| TEXTO FORNECIDO |
◆ ◆ ◆ ◆

Combater o desperdício pode ampliar acesso à inovação

O acesso universal à saúde é um direito de todos os brasileiros. Mas esse acesso enfrenta crescentes dificuldades em várias áreas, especialmente na oferta de novas tecnologias de saúde e medicamentos modernos. Especialistas discutem a necessidade de encontrar modelos alternativos para financiar a inovação e fazer com que ela chegue ao paciente.

"Precisamos adotar medidas estruturadas de incorporação de novas tecnologias, como as parcerias com laboratórios privados, para gerar conhecimento e permitir o acesso rápido a medicamentos", afirmou Lucas Corrêa, diretor da consultoria Prospectiva, em palestra que antecedeu a mesa de discussões sobre Modelos Alternativos de Ampliação de Acesso a Medicamentos, na 3ª Jornada pela Saúde - A Blueprint for Success Brasil Summit 2020.

◆ ◆ ◆ ◆

| DADOS EXIBIDOS |
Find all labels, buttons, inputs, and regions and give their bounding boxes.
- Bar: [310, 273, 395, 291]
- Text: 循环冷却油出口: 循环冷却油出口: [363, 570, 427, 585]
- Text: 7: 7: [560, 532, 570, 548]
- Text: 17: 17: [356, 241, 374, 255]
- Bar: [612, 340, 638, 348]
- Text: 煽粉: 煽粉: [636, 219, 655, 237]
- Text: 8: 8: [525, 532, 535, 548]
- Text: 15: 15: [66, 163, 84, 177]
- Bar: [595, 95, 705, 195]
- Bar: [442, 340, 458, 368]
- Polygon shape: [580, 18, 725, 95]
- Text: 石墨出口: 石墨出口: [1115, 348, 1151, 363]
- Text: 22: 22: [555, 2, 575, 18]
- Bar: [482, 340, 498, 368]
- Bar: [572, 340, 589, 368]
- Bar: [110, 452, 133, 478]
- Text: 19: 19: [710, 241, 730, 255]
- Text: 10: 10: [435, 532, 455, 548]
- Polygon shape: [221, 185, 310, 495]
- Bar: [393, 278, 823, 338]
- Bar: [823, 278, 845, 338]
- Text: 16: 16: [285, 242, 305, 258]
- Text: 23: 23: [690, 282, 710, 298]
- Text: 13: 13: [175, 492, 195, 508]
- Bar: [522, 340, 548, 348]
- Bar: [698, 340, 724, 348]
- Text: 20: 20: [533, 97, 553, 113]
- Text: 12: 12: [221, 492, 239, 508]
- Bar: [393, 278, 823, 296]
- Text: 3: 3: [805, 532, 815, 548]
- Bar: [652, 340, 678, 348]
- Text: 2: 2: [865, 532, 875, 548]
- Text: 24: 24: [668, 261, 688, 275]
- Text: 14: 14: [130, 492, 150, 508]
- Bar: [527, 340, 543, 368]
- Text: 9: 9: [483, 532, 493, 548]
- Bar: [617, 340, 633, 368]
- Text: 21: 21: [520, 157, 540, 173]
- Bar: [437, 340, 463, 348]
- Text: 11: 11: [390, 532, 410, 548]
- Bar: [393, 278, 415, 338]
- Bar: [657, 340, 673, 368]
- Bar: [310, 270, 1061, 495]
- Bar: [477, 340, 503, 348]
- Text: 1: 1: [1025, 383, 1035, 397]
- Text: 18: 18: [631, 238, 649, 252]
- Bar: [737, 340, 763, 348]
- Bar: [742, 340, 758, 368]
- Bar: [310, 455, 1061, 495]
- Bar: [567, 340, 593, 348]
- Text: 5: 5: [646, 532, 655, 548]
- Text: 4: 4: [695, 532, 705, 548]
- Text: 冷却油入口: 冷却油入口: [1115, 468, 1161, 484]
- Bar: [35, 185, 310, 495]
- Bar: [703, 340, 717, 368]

◆ ◆ ◆ ◆

| TAREFAS |
[a] Com base no texto fornecido, explique por que Lucas Corrêa defende a adoção de medidas estruturadas de incorporação de novas tecnologias.
[b] Conforme o texto fornecido, em que evento Lucas Corrêa fez sua palestra?
[c] Indique se cada afirmação concorda com o texto fornecido, respondendo sim ou não e citando as palavras do texto que decidem a questão.
(i) O acesso universal à saúde é um direito de todos os brasileiros.
(ii) Lucas Corrêa é diretor de um laboratório privado.
(iii) A palestra de Lucas Corrêa aconteceu depois da mesa de discussões.

| RESPOSTAS NUMERADAS |
[a] Segundo ele, essas medidas, como as parcerias com laboratórios privados, servem para gerar conhecimento e permitir o acesso rápido a medicamentos.

[b] Na 3ª Jornada pela Saúde - A Blueprint for Success Brasil Summit 2020.

[c]
(i) Sim: "O acesso universal à saúde é um direito de todos os brasileiros."
(ii) Não: "diretor da consultoria Prospectiva"
(iii) Não: "em palestra que antecedeu a mesa de discussões"